* Instructions to follow
In the lines below, find how many contain the word "means" and report that figure alone.

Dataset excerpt
◇ ◇ ◇ ◇ ◇
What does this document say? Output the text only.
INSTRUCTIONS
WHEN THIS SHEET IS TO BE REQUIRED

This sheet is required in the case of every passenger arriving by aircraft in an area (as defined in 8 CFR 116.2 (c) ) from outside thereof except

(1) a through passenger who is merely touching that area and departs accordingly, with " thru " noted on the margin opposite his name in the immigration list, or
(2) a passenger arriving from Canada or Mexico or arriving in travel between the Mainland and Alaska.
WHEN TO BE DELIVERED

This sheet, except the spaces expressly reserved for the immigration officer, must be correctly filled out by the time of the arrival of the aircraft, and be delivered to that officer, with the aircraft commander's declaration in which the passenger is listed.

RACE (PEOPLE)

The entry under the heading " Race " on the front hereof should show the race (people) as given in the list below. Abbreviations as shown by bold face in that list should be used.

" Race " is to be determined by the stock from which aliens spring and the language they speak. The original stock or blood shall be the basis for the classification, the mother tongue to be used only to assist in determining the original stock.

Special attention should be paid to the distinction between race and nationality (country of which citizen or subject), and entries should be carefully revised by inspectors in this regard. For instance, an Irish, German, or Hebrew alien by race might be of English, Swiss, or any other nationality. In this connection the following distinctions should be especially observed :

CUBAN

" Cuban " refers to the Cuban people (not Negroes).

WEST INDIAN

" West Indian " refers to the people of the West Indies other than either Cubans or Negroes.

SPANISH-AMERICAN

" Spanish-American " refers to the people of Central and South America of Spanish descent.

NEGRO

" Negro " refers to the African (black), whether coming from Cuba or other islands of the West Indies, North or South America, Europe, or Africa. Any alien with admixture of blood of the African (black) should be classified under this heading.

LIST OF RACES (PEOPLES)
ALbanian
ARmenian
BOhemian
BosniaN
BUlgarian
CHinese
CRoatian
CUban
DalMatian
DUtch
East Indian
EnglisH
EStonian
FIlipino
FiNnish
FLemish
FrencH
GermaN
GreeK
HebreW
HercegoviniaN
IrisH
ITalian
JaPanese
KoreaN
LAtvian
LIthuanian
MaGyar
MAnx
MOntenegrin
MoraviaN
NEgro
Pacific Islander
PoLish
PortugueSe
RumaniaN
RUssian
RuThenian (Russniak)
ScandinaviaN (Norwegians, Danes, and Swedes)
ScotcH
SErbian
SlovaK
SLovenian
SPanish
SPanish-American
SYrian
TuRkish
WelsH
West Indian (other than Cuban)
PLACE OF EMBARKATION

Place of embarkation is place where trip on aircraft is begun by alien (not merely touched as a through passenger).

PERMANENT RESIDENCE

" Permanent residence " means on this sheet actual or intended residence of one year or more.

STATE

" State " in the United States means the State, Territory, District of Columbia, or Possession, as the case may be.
◇ ◇ ◇ ◇ ◇
* Answer in full
2